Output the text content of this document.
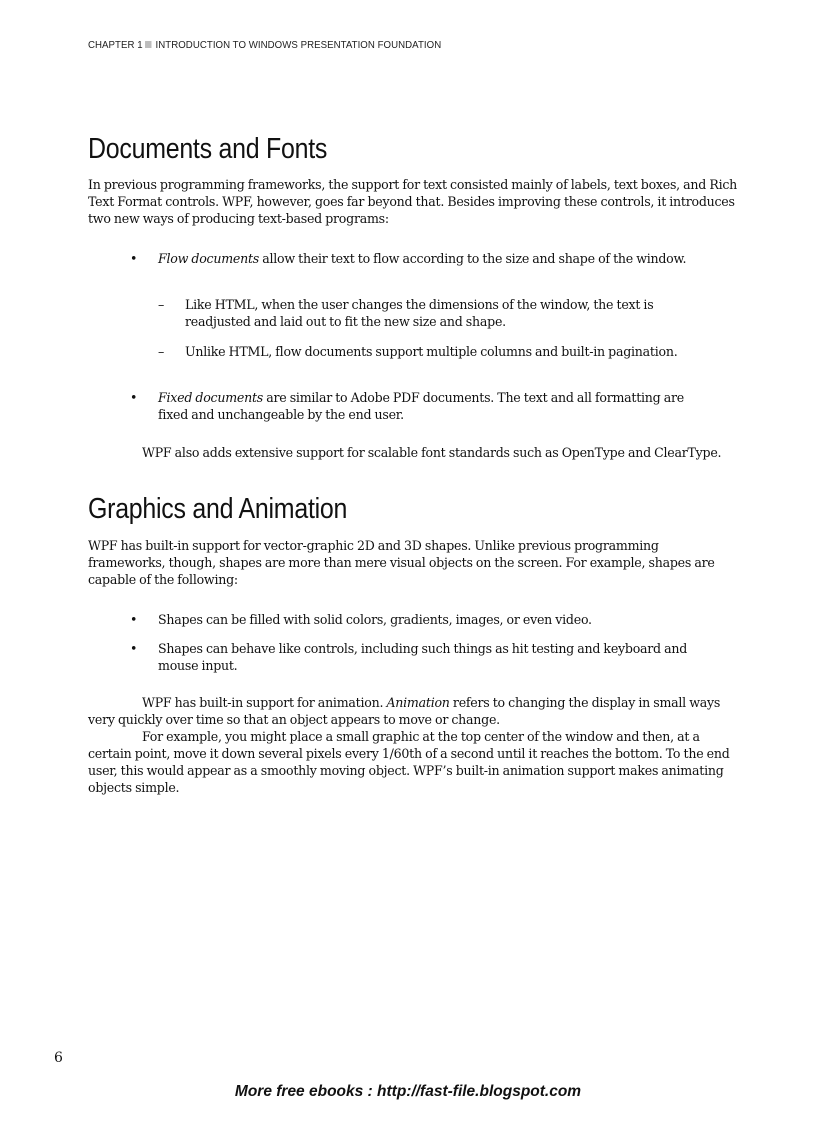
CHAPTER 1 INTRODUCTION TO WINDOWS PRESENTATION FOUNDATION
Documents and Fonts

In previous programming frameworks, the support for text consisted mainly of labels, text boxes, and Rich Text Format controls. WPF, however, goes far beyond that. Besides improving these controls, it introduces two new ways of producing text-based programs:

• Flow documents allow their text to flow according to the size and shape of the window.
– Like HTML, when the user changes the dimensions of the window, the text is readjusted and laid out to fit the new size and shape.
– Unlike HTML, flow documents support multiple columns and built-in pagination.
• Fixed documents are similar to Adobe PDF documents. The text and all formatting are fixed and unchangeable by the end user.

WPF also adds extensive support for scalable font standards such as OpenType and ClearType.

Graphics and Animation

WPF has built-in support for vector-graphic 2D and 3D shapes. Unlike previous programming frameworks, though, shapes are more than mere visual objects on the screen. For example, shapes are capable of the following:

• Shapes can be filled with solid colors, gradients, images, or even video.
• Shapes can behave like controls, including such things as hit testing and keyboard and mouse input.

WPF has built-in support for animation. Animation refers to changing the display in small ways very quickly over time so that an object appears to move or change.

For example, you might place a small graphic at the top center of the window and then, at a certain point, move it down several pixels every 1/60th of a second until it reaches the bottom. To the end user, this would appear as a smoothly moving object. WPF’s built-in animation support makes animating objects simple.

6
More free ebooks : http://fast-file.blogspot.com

****

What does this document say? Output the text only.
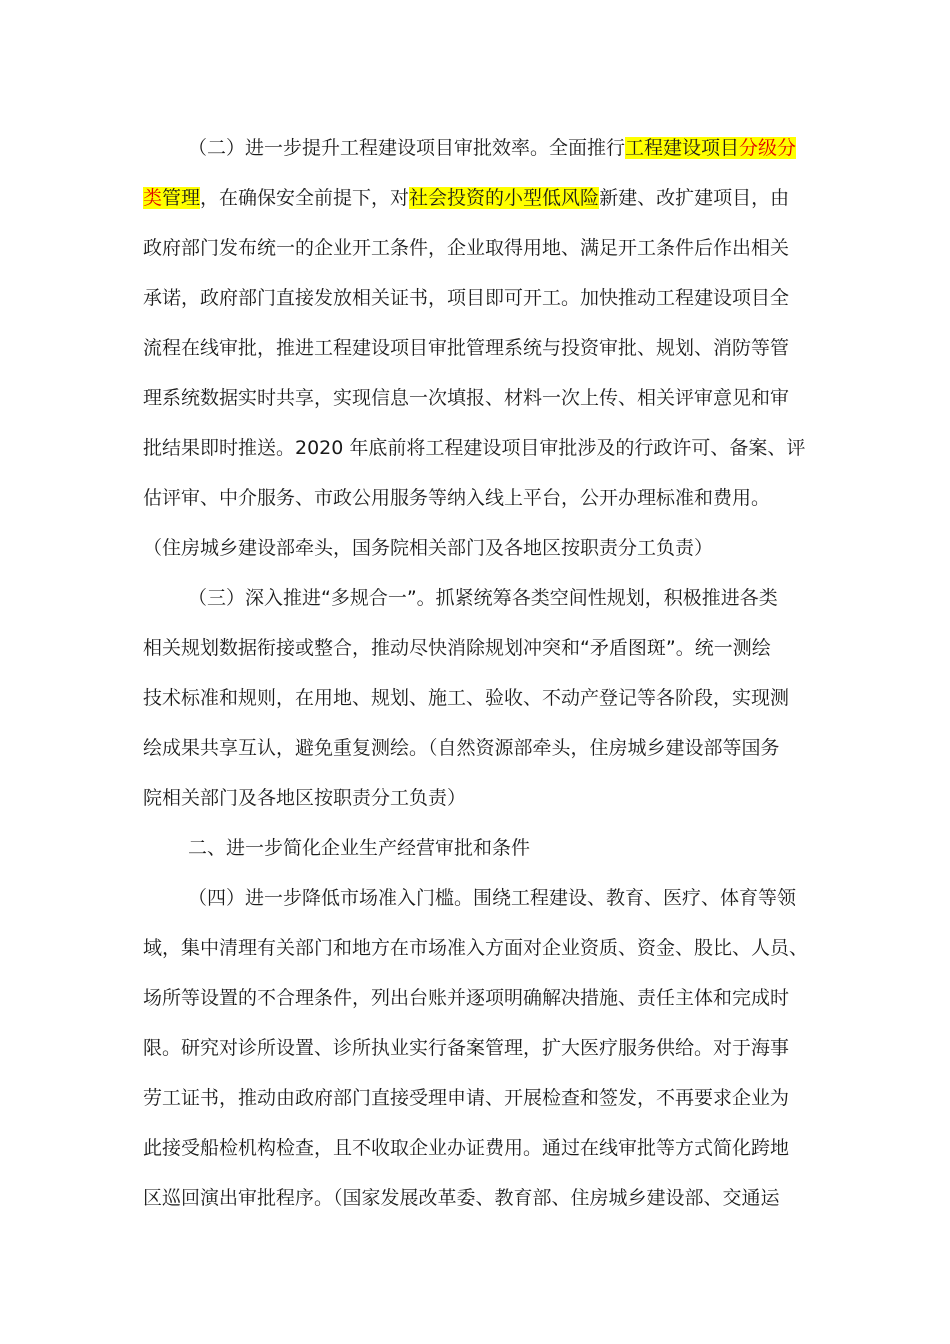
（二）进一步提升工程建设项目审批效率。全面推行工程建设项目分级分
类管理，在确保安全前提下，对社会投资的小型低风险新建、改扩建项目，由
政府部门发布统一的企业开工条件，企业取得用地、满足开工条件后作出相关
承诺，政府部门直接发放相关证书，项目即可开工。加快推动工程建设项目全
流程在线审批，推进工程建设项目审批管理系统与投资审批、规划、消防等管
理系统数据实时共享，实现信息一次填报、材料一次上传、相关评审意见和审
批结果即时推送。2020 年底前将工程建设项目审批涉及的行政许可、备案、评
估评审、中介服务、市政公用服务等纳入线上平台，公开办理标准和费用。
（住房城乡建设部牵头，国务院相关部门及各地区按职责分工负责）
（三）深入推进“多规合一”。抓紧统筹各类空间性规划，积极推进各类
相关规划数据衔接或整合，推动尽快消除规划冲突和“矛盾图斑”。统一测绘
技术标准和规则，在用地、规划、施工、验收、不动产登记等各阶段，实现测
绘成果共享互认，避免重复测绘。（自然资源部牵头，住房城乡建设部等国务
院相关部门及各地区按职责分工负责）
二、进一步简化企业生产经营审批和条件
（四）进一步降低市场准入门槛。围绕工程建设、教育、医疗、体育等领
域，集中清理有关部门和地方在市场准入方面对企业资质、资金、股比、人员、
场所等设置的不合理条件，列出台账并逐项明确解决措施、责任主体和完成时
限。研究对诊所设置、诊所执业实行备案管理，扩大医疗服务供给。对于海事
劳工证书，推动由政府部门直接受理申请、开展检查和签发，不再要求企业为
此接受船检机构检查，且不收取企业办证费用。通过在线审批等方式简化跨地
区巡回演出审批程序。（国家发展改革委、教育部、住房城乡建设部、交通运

****

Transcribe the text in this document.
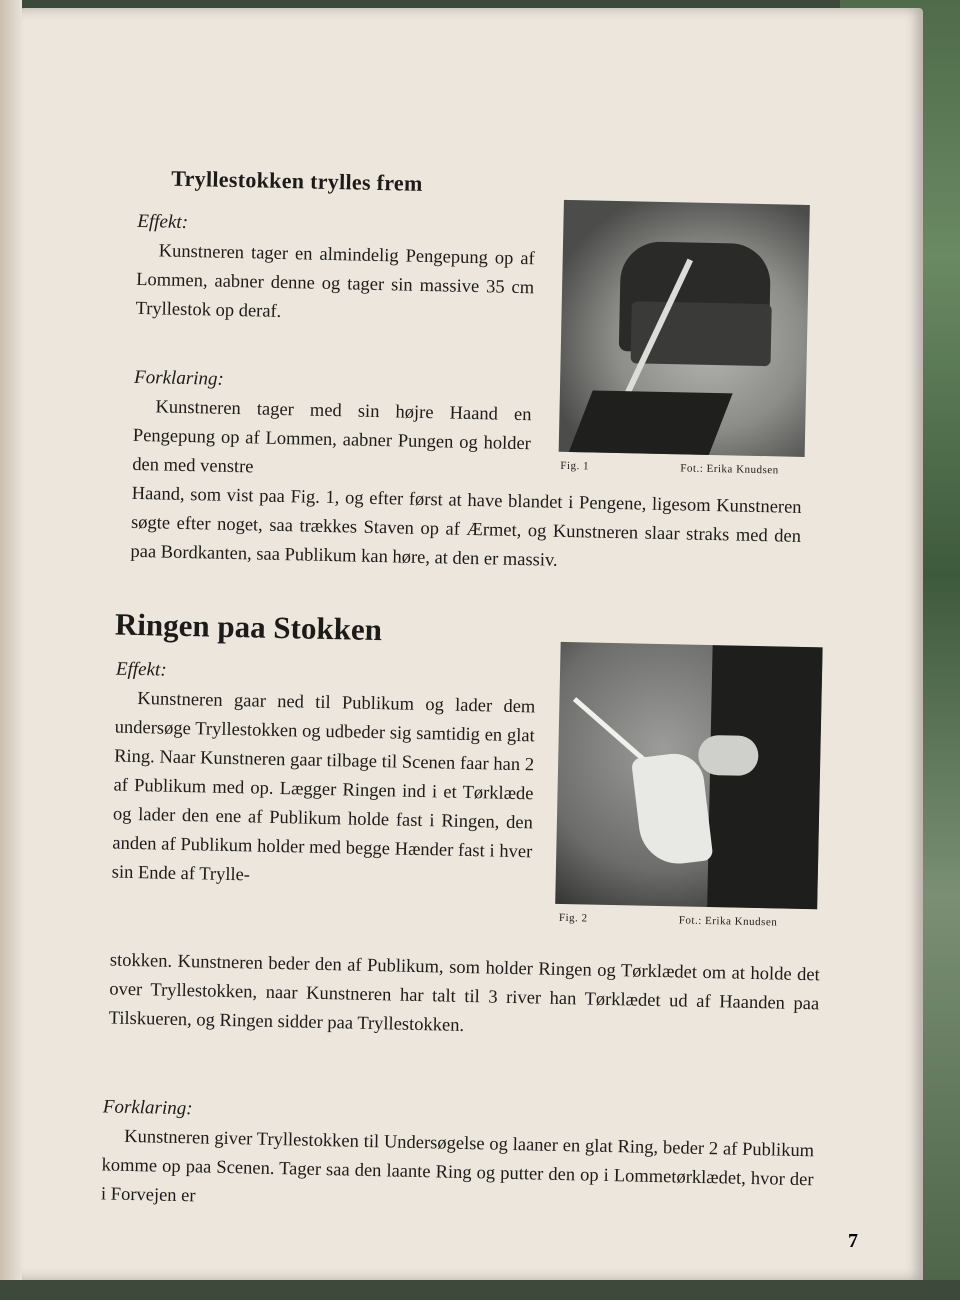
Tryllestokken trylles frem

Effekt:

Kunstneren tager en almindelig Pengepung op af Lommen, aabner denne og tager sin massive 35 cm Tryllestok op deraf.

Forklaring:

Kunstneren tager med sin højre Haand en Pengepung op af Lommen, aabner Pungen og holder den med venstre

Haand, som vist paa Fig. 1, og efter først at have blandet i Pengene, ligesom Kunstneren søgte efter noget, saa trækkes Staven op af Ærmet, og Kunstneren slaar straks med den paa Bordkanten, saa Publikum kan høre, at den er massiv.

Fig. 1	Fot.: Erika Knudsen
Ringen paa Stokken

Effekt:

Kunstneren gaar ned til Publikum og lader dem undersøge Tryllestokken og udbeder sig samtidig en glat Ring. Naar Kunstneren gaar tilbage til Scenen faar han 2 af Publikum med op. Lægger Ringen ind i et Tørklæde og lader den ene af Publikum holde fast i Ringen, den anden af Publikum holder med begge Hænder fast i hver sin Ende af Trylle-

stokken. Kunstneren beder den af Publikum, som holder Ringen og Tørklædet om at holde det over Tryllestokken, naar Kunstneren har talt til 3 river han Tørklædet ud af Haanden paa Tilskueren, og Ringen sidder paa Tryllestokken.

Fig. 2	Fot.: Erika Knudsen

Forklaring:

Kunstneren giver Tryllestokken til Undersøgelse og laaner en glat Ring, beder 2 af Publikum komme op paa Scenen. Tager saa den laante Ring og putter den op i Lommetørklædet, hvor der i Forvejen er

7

****

▶ **AIM OF THE TASK**: All lines above with "objects" in them should be returned.

▶ **SOLUTION FOR THIS EXERCISE**:
WPF has built-in support for vector-graphic 2D and 3D shapes. Unlike previous programming frameworks, though, shapes are more than mere visual objects on the screen. For example, shapes are capable of the following:
For example, you might place a small graphic at the top center of the window and then, at a certain point, move it down several pixels every 1/60th of a second until it reaches the bottom. To the end user, this would appear as a smoothly moving object. WPF’s built-in animation support makes animating objects simple.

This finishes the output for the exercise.